--- Your instructions ---
Update the records below by replacing "Dropbox" with "iCloud Drive" wherever it appears, and keep every other line and character the same.

Stored data entries
* start *

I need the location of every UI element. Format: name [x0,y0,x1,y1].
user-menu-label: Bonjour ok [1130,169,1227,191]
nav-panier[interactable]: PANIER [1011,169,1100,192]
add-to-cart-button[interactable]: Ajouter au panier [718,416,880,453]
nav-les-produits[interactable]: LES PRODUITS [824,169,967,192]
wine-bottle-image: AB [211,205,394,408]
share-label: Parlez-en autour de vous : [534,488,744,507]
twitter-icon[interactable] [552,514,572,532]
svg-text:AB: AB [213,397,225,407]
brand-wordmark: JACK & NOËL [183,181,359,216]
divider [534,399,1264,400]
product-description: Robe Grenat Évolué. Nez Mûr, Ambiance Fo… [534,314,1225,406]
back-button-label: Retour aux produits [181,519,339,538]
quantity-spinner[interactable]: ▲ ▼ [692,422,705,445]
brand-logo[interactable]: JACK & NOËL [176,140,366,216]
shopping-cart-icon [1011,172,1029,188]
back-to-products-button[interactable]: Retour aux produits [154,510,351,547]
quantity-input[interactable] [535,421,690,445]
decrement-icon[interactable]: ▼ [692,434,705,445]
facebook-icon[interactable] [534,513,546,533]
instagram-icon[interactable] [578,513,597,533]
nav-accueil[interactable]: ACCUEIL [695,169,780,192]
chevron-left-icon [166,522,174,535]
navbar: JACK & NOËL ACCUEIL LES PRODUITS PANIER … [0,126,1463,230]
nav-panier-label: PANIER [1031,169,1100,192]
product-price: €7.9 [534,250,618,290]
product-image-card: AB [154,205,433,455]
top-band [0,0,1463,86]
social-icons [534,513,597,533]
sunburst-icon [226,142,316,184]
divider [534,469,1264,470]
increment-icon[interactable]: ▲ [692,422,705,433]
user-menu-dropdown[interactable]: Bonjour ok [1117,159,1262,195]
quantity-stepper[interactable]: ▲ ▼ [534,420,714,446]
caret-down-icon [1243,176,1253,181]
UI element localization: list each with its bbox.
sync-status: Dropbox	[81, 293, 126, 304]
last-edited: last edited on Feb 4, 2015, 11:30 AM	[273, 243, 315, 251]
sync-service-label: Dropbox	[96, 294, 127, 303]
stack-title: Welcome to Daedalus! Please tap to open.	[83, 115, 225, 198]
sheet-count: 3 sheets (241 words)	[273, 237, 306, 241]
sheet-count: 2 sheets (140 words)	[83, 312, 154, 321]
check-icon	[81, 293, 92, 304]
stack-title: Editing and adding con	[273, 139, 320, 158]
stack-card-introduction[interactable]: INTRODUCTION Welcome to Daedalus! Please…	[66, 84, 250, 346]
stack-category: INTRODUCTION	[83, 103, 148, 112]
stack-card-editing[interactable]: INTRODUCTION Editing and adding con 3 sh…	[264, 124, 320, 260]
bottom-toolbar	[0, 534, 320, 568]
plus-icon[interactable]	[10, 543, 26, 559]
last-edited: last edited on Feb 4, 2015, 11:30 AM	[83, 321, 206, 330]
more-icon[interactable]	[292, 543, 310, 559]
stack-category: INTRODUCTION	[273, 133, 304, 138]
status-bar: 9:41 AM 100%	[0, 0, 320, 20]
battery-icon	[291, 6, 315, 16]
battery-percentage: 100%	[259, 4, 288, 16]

* end *

--- Full response ---
I need the location of every UI element. Format: name [x0,y0,x1,y1].
user-menu-label: Bonjour ok [1130,169,1227,191]
nav-panier[interactable]: PANIER [1011,169,1100,192]
add-to-cart-button[interactable]: Ajouter au panier [718,416,880,453]
nav-les-produits[interactable]: LES PRODUITS [824,169,967,192]
wine-bottle-image: AB [211,205,394,408]
share-label: Parlez-en autour de vous : [534,488,744,507]
twitter-icon[interactable] [552,514,572,532]
svg-text:AB: AB [213,397,225,407]
brand-wordmark: JACK & NOËL [183,181,359,216]
divider [534,399,1264,400]
product-description: Robe Grenat Évolué. Nez Mûr, Ambiance Fo… [534,314,1225,406]
back-button-label: Retour aux produits [181,519,339,538]
quantity-spinner[interactable]: ▲ ▼ [692,422,705,445]
brand-logo[interactable]: JACK & NOËL [176,140,366,216]
shopping-cart-icon [1011,172,1029,188]
back-to-products-button[interactable]: Retour aux produits [154,510,351,547]
quantity-input[interactable] [535,421,690,445]
decrement-icon[interactable]: ▼ [692,434,705,445]
facebook-icon[interactable] [534,513,546,533]
instagram-icon[interactable] [578,513,597,533]
nav-accueil[interactable]: ACCUEIL [695,169,780,192]
chevron-left-icon [166,522,174,535]
navbar: JACK & NOËL ACCUEIL LES PRODUITS PANIER … [0,126,1463,230]
nav-panier-label: PANIER [1031,169,1100,192]
product-price: €7.9 [534,250,618,290]
product-image-card: AB [154,205,433,455]
top-band [0,0,1463,86]
social-icons [534,513,597,533]
sunburst-icon [226,142,316,184]
divider [534,469,1264,470]
increment-icon[interactable]: ▲ [692,422,705,433]
user-menu-dropdown[interactable]: Bonjour ok [1117,159,1262,195]
quantity-stepper[interactable]: ▲ ▼ [534,420,714,446]
caret-down-icon [1243,176,1253,181]
UI element localization: list each with its bbox.
sync-status: iCloud Drive	[81, 293, 126, 304]
last-edited: last edited on Feb 4, 2015, 11:30 AM	[273, 243, 315, 251]
sync-service-label: iCloud Drive	[96, 294, 127, 303]
stack-title: Welcome to Daedalus! Please tap to open.	[83, 115, 225, 198]
sheet-count: 3 sheets (241 words)	[273, 237, 306, 241]
sheet-count: 2 sheets (140 words)	[83, 312, 154, 321]
check-icon	[81, 293, 92, 304]
stack-title: Editing and adding con	[273, 139, 320, 158]
stack-card-introduction[interactable]: INTRODUCTION Welcome to Daedalus! Please…	[66, 84, 250, 346]
stack-category: INTRODUCTION	[83, 103, 148, 112]
stack-card-editing[interactable]: INTRODUCTION Editing and adding con 3 sh…	[264, 124, 320, 260]
bottom-toolbar	[0, 534, 320, 568]
plus-icon[interactable]	[10, 543, 26, 559]
last-edited: last edited on Feb 4, 2015, 11:30 AM	[83, 321, 206, 330]
more-icon[interactable]	[292, 543, 310, 559]
stack-category: INTRODUCTION	[273, 133, 304, 138]
status-bar: 9:41 AM 100%	[0, 0, 320, 20]
battery-icon	[291, 6, 315, 16]
battery-percentage: 100%	[259, 4, 288, 16]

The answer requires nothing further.